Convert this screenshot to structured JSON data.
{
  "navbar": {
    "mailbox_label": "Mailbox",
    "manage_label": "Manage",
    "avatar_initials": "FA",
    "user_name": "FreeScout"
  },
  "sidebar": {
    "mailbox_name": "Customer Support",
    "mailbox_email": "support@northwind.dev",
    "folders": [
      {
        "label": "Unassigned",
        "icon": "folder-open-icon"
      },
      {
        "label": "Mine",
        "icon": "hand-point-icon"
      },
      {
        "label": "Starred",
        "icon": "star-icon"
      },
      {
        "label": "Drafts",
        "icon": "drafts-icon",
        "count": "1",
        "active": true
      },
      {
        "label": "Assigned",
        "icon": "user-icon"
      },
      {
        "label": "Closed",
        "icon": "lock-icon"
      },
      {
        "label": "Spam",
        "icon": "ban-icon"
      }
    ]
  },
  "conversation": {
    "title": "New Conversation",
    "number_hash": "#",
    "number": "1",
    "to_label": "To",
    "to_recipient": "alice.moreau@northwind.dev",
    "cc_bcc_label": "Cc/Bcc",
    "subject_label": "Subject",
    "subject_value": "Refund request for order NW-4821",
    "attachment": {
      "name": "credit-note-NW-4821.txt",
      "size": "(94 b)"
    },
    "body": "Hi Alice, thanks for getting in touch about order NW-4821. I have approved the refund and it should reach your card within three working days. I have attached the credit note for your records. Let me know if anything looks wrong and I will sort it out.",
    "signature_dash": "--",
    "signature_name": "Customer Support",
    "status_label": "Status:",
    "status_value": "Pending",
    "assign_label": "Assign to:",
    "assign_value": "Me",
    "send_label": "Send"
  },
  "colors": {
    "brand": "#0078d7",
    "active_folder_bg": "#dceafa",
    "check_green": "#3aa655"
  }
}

☆ ☆ ☆ ☆ ☆

**TASK INSTRUCTIONS**
Transcribe all of the lines in the records precisely.

**TASK SOLUTION**
Convert this screenshot to structured JSON data.
{
  "navbar": {
    "mailbox_label": "Mailbox",
    "manage_label": "Manage",
    "avatar_initials": "FA",
    "user_name": "FreeScout"
  },
  "sidebar": {
    "mailbox_name": "Customer Support",
    "mailbox_email": "support@northwind.dev",
    "folders": [
      {
        "label": "Unassigned",
        "icon": "folder-open-icon"
      },
      {
        "label": "Mine",
        "icon": "hand-point-icon"
      },
      {
        "label": "Starred",
        "icon": "star-icon"
      },
      {
        "label": "Drafts",
        "icon": "drafts-icon",
        "count": "1",
        "active": true
      },
      {
        "label": "Assigned",
        "icon": "user-icon"
      },
      {
        "label": "Closed",
        "icon": "lock-icon"
      },
      {
        "label": "Spam",
        "icon": "ban-icon"
      }
    ]
  },
  "conversation": {
    "title": "New Conversation",
    "number_hash": "#",
    "number": "1",
    "to_label": "To",
    "to_recipient": "alice.moreau@northwind.dev",
    "cc_bcc_label": "Cc/Bcc",
    "subject_label": "Subject",
    "subject_value": "Refund request for order NW-4821",
    "attachment": {
      "name": "credit-note-NW-4821.txt",
      "size": "(94 b)"
    },
    "body": "Hi Alice, thanks for getting in touch about order NW-4821. I have approved the refund and it should reach your card within three working days. I have attached the credit note for your records. Let me know if anything looks wrong and I will sort it out.",
    "signature_dash": "--",
    "signature_name": "Customer Support",
    "status_label": "Status:",
    "status_value": "Pending",
    "assign_label": "Assign to:",
    "assign_value": "Me",
    "send_label": "Send"
  },
  "colors": {
    "brand": "#0078d7",
    "active_folder_bg": "#dceafa",
    "check_green": "#3aa655"
  }
}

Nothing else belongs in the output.